## Short task
Report how many lines of the records below include the word "screenshot". Give nothing but the number.

===== Input material =====

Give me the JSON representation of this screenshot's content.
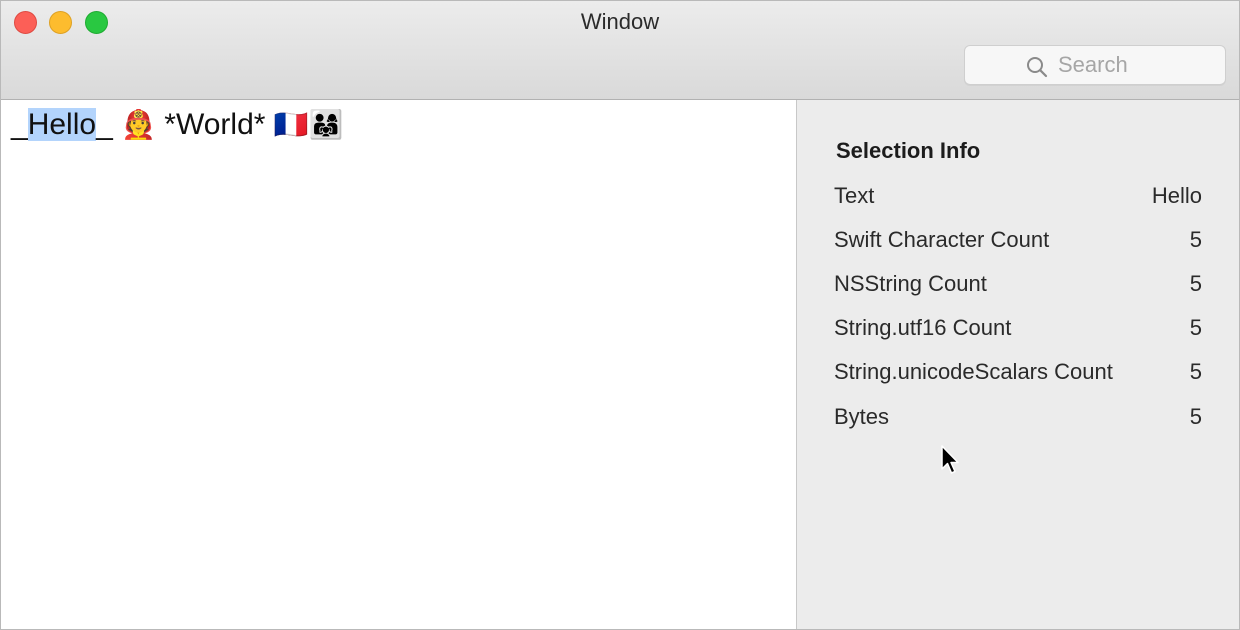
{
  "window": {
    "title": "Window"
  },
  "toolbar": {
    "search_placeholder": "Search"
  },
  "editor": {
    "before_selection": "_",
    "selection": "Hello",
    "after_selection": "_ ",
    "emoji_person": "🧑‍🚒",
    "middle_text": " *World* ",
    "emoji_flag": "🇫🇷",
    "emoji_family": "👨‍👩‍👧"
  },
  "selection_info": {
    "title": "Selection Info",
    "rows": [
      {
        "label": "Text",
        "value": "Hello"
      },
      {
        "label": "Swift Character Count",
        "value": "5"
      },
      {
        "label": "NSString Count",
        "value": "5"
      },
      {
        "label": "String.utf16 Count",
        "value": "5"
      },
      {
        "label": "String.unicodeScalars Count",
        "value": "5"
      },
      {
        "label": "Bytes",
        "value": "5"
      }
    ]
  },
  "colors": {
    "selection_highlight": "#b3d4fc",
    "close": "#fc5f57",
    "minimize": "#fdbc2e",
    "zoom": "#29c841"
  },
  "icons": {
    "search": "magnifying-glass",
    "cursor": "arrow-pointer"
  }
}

=====
===== Input material =====

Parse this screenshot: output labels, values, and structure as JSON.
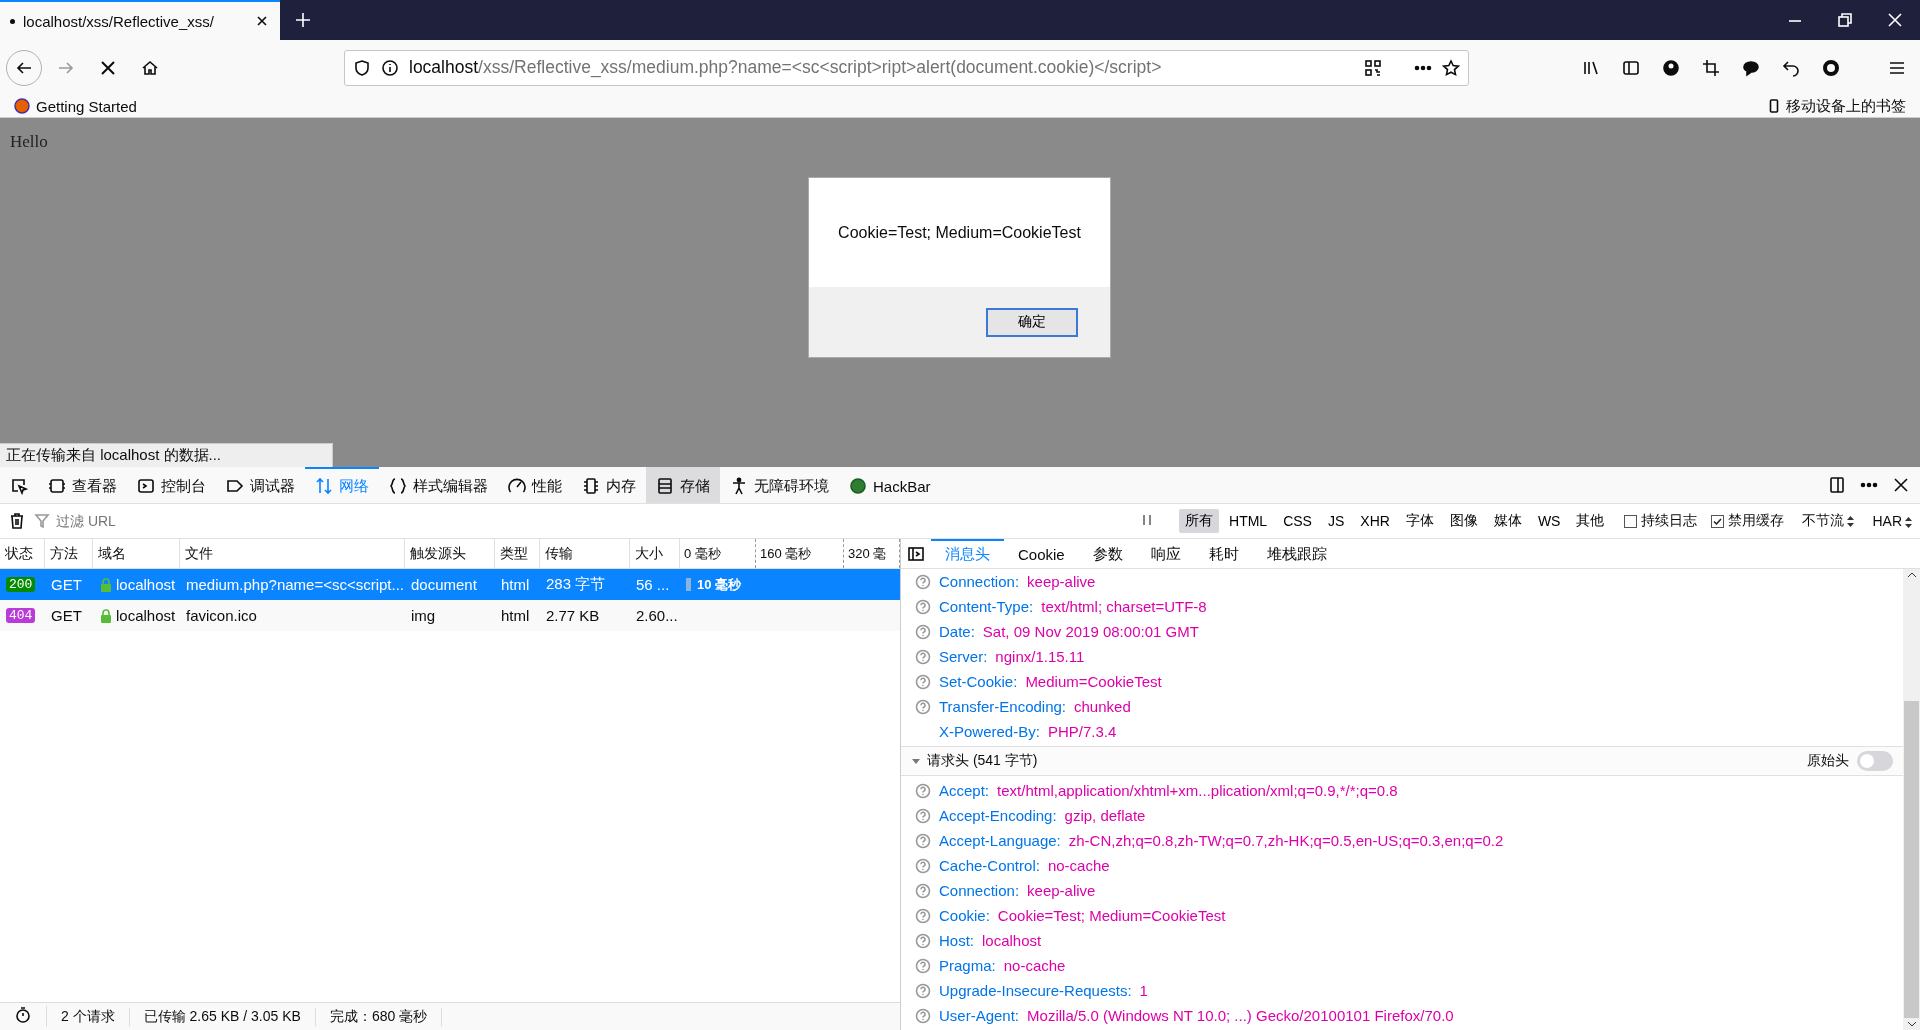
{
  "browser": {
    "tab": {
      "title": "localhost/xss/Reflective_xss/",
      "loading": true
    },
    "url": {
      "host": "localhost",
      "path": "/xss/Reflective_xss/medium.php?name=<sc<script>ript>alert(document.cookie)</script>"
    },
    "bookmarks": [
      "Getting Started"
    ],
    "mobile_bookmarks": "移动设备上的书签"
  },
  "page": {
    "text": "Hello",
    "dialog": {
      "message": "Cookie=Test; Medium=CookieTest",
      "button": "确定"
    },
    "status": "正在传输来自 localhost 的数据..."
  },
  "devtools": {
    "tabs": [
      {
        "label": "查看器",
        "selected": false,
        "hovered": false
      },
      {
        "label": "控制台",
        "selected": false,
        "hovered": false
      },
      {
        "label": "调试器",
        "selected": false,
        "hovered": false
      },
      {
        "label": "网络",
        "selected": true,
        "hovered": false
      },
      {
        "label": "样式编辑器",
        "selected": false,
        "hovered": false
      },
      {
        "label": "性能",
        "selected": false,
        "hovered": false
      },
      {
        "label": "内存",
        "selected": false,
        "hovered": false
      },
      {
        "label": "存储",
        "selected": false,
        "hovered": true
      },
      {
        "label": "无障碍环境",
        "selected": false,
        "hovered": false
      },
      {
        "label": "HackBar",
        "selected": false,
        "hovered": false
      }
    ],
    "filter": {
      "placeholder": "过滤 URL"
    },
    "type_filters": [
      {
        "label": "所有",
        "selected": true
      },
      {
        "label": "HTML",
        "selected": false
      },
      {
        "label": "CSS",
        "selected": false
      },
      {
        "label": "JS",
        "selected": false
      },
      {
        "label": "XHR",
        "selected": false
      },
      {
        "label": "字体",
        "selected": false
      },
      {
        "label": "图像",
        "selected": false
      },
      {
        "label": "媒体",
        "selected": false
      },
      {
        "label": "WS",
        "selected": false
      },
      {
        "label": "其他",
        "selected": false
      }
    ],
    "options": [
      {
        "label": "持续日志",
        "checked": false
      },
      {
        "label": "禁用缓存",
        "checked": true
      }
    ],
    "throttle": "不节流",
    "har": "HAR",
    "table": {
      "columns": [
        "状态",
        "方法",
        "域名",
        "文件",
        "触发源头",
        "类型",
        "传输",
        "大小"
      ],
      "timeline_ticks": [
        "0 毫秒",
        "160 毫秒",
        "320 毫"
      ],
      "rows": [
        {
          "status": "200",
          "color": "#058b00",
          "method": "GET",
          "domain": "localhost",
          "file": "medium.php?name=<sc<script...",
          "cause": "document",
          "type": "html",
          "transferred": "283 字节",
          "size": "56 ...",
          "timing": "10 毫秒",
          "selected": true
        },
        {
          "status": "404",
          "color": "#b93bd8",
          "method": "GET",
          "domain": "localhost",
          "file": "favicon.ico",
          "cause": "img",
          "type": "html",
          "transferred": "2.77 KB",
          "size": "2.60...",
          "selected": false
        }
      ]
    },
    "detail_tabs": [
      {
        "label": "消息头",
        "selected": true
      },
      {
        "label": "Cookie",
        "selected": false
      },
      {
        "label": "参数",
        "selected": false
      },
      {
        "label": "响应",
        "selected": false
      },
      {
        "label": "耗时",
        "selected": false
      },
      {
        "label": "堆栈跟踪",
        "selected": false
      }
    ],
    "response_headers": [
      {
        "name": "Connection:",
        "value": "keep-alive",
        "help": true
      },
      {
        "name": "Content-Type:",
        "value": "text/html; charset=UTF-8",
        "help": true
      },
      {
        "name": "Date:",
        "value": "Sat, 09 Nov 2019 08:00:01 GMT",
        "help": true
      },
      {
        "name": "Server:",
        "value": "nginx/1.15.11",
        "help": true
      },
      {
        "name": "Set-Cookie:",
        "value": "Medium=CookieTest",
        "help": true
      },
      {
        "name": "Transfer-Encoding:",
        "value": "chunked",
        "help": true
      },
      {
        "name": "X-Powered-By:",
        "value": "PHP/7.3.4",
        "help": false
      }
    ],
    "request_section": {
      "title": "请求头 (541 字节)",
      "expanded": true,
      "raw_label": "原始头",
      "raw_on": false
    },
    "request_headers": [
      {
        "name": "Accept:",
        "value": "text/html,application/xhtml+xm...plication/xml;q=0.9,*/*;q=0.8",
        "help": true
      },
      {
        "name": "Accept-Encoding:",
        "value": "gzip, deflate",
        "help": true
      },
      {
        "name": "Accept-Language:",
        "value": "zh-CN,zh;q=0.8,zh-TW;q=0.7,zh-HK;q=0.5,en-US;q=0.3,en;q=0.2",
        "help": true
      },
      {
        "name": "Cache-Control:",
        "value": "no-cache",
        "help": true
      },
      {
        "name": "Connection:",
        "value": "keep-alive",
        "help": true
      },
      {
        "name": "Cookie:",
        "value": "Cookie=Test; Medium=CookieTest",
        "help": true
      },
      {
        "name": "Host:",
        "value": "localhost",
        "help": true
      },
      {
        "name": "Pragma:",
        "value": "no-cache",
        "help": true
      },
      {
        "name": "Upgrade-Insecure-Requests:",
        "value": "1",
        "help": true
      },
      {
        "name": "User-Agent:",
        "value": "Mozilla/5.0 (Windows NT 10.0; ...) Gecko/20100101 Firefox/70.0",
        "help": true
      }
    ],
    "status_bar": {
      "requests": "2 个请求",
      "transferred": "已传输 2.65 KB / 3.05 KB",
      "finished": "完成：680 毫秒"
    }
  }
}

=====
===== Input material =====

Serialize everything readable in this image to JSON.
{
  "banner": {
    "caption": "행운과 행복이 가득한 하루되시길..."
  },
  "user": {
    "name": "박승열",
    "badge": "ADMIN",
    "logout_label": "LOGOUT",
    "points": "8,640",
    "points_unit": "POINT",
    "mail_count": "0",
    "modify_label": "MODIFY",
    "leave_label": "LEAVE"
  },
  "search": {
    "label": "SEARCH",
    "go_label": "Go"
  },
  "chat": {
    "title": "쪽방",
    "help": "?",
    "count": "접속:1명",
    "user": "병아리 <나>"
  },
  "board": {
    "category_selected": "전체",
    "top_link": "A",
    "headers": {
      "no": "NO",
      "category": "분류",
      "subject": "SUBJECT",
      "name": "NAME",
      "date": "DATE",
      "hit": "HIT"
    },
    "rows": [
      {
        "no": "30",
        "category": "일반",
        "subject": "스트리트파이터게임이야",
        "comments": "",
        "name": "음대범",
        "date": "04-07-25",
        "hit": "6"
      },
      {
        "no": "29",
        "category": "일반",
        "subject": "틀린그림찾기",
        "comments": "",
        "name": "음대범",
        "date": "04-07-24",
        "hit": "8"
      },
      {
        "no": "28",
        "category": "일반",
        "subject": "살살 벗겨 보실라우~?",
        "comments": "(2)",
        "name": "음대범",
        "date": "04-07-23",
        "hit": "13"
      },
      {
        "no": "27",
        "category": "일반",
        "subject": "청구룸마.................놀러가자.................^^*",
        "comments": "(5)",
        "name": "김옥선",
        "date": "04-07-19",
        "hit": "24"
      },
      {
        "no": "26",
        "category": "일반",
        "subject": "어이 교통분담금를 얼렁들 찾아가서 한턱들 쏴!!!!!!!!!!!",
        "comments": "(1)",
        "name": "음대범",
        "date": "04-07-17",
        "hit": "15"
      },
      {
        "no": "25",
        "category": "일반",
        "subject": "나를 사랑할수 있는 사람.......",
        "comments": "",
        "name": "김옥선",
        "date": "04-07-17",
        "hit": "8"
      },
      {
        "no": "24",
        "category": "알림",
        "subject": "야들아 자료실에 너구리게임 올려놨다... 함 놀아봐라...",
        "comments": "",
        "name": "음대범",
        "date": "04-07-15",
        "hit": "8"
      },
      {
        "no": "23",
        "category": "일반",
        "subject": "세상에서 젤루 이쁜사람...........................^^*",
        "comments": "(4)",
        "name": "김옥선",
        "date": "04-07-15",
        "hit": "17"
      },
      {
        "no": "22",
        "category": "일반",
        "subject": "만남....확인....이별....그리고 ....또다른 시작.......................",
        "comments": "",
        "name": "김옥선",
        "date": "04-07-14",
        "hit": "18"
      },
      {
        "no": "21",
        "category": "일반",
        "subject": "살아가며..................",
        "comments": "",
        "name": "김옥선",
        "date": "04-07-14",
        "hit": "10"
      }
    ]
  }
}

=====

## The output
2